A faithful transcription of all the data is required.

* BEGIN *

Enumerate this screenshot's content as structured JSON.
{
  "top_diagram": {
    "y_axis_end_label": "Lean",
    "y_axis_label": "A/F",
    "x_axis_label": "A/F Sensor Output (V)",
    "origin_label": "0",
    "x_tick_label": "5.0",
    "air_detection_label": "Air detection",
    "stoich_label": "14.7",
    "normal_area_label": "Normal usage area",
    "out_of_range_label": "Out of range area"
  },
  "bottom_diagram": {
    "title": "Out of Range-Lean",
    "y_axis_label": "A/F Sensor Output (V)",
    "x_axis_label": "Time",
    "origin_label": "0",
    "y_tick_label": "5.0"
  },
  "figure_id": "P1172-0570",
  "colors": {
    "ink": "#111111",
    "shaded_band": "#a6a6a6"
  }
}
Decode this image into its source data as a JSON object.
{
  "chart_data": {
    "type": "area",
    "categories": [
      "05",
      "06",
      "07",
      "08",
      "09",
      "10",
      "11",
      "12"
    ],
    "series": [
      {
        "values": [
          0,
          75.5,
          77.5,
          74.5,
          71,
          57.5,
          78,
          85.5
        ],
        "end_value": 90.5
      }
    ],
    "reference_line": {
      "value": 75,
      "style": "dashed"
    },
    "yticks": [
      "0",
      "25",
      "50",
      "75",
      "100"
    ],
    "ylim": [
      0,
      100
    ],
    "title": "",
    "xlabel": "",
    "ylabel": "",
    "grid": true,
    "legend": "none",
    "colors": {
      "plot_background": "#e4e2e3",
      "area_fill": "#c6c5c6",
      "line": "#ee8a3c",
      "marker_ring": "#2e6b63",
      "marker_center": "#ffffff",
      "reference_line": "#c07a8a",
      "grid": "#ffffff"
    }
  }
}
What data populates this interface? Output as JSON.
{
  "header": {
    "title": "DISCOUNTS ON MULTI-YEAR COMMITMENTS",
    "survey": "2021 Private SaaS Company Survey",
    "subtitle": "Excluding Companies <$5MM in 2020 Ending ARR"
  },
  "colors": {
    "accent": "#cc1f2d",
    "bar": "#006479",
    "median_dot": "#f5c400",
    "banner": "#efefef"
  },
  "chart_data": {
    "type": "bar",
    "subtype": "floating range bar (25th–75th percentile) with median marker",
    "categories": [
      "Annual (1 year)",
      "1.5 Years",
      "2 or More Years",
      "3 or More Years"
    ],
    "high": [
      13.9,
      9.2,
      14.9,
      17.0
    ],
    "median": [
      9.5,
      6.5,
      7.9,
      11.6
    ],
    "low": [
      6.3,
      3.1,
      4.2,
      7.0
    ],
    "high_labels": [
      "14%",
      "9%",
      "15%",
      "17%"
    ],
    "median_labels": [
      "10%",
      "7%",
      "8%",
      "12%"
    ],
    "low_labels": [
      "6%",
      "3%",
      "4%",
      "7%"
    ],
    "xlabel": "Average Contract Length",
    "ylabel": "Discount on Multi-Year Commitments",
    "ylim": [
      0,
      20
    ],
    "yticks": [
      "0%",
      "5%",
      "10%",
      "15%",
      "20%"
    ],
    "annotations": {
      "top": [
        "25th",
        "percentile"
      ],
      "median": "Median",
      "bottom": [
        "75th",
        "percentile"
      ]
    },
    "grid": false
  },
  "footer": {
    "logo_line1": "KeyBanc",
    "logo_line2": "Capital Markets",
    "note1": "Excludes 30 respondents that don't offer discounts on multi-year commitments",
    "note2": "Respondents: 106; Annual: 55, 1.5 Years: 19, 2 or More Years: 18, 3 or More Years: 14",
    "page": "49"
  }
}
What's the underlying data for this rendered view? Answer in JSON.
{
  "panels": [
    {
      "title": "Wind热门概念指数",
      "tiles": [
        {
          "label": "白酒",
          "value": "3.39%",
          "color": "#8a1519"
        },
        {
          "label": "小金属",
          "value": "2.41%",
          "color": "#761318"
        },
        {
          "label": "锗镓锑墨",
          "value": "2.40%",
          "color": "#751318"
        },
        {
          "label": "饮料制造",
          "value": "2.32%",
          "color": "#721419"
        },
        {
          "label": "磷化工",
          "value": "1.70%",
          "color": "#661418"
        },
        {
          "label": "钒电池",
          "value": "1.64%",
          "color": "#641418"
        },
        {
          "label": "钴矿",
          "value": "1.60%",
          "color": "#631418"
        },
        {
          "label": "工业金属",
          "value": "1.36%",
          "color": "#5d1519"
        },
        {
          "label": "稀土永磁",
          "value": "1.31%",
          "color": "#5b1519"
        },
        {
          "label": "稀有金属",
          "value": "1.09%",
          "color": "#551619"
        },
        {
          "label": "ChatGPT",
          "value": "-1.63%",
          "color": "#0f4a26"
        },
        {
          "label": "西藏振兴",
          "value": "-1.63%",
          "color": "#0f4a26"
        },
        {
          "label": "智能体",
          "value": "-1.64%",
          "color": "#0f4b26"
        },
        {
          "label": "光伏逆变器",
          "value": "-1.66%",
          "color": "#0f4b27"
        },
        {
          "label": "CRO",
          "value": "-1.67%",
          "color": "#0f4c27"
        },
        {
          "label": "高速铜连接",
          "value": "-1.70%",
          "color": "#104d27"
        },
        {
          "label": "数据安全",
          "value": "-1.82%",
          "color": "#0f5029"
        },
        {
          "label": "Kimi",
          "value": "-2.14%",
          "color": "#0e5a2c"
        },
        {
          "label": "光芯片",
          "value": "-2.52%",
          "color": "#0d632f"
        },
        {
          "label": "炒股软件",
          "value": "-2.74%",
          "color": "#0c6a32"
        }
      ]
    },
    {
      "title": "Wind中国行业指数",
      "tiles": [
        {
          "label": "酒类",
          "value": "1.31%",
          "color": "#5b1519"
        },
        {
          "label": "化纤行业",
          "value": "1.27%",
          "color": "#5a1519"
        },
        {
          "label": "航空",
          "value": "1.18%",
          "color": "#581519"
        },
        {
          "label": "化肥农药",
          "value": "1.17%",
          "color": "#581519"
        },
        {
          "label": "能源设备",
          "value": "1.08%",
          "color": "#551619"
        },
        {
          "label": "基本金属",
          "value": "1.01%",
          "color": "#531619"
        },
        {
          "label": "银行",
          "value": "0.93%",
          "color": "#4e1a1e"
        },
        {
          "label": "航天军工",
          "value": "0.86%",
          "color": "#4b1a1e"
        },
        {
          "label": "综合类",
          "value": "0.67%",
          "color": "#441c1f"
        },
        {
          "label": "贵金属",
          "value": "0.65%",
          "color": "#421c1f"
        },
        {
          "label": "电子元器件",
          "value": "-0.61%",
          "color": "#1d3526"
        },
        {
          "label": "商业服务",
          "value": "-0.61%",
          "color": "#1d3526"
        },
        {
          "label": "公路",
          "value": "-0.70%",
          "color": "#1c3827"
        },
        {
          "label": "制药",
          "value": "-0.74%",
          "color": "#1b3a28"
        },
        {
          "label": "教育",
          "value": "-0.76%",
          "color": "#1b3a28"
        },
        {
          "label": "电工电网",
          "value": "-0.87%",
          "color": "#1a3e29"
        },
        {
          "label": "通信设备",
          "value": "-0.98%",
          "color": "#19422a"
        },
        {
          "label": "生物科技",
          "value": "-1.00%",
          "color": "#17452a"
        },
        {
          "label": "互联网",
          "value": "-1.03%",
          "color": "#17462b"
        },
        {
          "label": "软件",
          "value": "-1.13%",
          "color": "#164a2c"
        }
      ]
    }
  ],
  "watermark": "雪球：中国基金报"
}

* END *

*EXERCISE OUTPUT*.
Enumerate this screenshot's content as structured JSON.
{
  "top_diagram": {
    "y_axis_end_label": "Lean",
    "y_axis_label": "A/F",
    "x_axis_label": "A/F Sensor Output (V)",
    "origin_label": "0",
    "x_tick_label": "5.0",
    "air_detection_label": "Air detection",
    "stoich_label": "14.7",
    "normal_area_label": "Normal usage area",
    "out_of_range_label": "Out of range area"
  },
  "bottom_diagram": {
    "title": "Out of Range-Lean",
    "y_axis_label": "A/F Sensor Output (V)",
    "x_axis_label": "Time",
    "origin_label": "0",
    "y_tick_label": "5.0"
  },
  "figure_id": "P1172-0570",
  "colors": {
    "ink": "#111111",
    "shaded_band": "#a6a6a6"
  }
}
Decode this image into its source data as a JSON object.
{
  "chart_data": {
    "type": "area",
    "categories": [
      "05",
      "06",
      "07",
      "08",
      "09",
      "10",
      "11",
      "12"
    ],
    "series": [
      {
        "values": [
          0,
          75.5,
          77.5,
          74.5,
          71,
          57.5,
          78,
          85.5
        ],
        "end_value": 90.5
      }
    ],
    "reference_line": {
      "value": 75,
      "style": "dashed"
    },
    "yticks": [
      "0",
      "25",
      "50",
      "75",
      "100"
    ],
    "ylim": [
      0,
      100
    ],
    "title": "",
    "xlabel": "",
    "ylabel": "",
    "grid": true,
    "legend": "none",
    "colors": {
      "plot_background": "#e4e2e3",
      "area_fill": "#c6c5c6",
      "line": "#ee8a3c",
      "marker_ring": "#2e6b63",
      "marker_center": "#ffffff",
      "reference_line": "#c07a8a",
      "grid": "#ffffff"
    }
  }
}
What data populates this interface? Output as JSON.
{
  "header": {
    "title": "DISCOUNTS ON MULTI-YEAR COMMITMENTS",
    "survey": "2021 Private SaaS Company Survey",
    "subtitle": "Excluding Companies <$5MM in 2020 Ending ARR"
  },
  "colors": {
    "accent": "#cc1f2d",
    "bar": "#006479",
    "median_dot": "#f5c400",
    "banner": "#efefef"
  },
  "chart_data": {
    "type": "bar",
    "subtype": "floating range bar (25th–75th percentile) with median marker",
    "categories": [
      "Annual (1 year)",
      "1.5 Years",
      "2 or More Years",
      "3 or More Years"
    ],
    "high": [
      13.9,
      9.2,
      14.9,
      17.0
    ],
    "median": [
      9.5,
      6.5,
      7.9,
      11.6
    ],
    "low": [
      6.3,
      3.1,
      4.2,
      7.0
    ],
    "high_labels": [
      "14%",
      "9%",
      "15%",
      "17%"
    ],
    "median_labels": [
      "10%",
      "7%",
      "8%",
      "12%"
    ],
    "low_labels": [
      "6%",
      "3%",
      "4%",
      "7%"
    ],
    "xlabel": "Average Contract Length",
    "ylabel": "Discount on Multi-Year Commitments",
    "ylim": [
      0,
      20
    ],
    "yticks": [
      "0%",
      "5%",
      "10%",
      "15%",
      "20%"
    ],
    "annotations": {
      "top": [
        "25th",
        "percentile"
      ],
      "median": "Median",
      "bottom": [
        "75th",
        "percentile"
      ]
    },
    "grid": false
  },
  "footer": {
    "logo_line1": "KeyBanc",
    "logo_line2": "Capital Markets",
    "note1": "Excludes 30 respondents that don't offer discounts on multi-year commitments",
    "note2": "Respondents: 106; Annual: 55, 1.5 Years: 19, 2 or More Years: 18, 3 or More Years: 14",
    "page": "49"
  }
}
What's the underlying data for this rendered view? Answer in JSON.
{
  "panels": [
    {
      "title": "Wind热门概念指数",
      "tiles": [
        {
          "label": "白酒",
          "value": "3.39%",
          "color": "#8a1519"
        },
        {
          "label": "小金属",
          "value": "2.41%",
          "color": "#761318"
        },
        {
          "label": "锗镓锑墨",
          "value": "2.40%",
          "color": "#751318"
        },
        {
          "label": "饮料制造",
          "value": "2.32%",
          "color": "#721419"
        },
        {
          "label": "磷化工",
          "value": "1.70%",
          "color": "#661418"
        },
        {
          "label": "钒电池",
          "value": "1.64%",
          "color": "#641418"
        },
        {
          "label": "钴矿",
          "value": "1.60%",
          "color": "#631418"
        },
        {
          "label": "工业金属",
          "value": "1.36%",
          "color": "#5d1519"
        },
        {
          "label": "稀土永磁",
          "value": "1.31%",
          "color": "#5b1519"
        },
        {
          "label": "稀有金属",
          "value": "1.09%",
          "color": "#551619"
        },
        {
          "label": "ChatGPT",
          "value": "-1.63%",
          "color": "#0f4a26"
        },
        {
          "label": "西藏振兴",
          "value": "-1.63%",
          "color": "#0f4a26"
        },
        {
          "label": "智能体",
          "value": "-1.64%",
          "color": "#0f4b26"
        },
        {
          "label": "光伏逆变器",
          "value": "-1.66%",
          "color": "#0f4b27"
        },
        {
          "label": "CRO",
          "value": "-1.67%",
          "color": "#0f4c27"
        },
        {
          "label": "高速铜连接",
          "value": "-1.70%",
          "color": "#104d27"
        },
        {
          "label": "数据安全",
          "value": "-1.82%",
          "color": "#0f5029"
        },
        {
          "label": "Kimi",
          "value": "-2.14%",
          "color": "#0e5a2c"
        },
        {
          "label": "光芯片",
          "value": "-2.52%",
          "color": "#0d632f"
        },
        {
          "label": "炒股软件",
          "value": "-2.74%",
          "color": "#0c6a32"
        }
      ]
    },
    {
      "title": "Wind中国行业指数",
      "tiles": [
        {
          "label": "酒类",
          "value": "1.31%",
          "color": "#5b1519"
        },
        {
          "label": "化纤行业",
          "value": "1.27%",
          "color": "#5a1519"
        },
        {
          "label": "航空",
          "value": "1.18%",
          "color": "#581519"
        },
        {
          "label": "化肥农药",
          "value": "1.17%",
          "color": "#581519"
        },
        {
          "label": "能源设备",
          "value": "1.08%",
          "color": "#551619"
        },
        {
          "label": "基本金属",
          "value": "1.01%",
          "color": "#531619"
        },
        {
          "label": "银行",
          "value": "0.93%",
          "color": "#4e1a1e"
        },
        {
          "label": "航天军工",
          "value": "0.86%",
          "color": "#4b1a1e"
        },
        {
          "label": "综合类",
          "value": "0.67%",
          "color": "#441c1f"
        },
        {
          "label": "贵金属",
          "value": "0.65%",
          "color": "#421c1f"
        },
        {
          "label": "电子元器件",
          "value": "-0.61%",
          "color": "#1d3526"
        },
        {
          "label": "商业服务",
          "value": "-0.61%",
          "color": "#1d3526"
        },
        {
          "label": "公路",
          "value": "-0.70%",
          "color": "#1c3827"
        },
        {
          "label": "制药",
          "value": "-0.74%",
          "color": "#1b3a28"
        },
        {
          "label": "教育",
          "value": "-0.76%",
          "color": "#1b3a28"
        },
        {
          "label": "电工电网",
          "value": "-0.87%",
          "color": "#1a3e29"
        },
        {
          "label": "通信设备",
          "value": "-0.98%",
          "color": "#19422a"
        },
        {
          "label": "生物科技",
          "value": "-1.00%",
          "color": "#17452a"
        },
        {
          "label": "互联网",
          "value": "-1.03%",
          "color": "#17462b"
        },
        {
          "label": "软件",
          "value": "-1.13%",
          "color": "#164a2c"
        }
      ]
    }
  ],
  "watermark": "雪球：中国基金报"
}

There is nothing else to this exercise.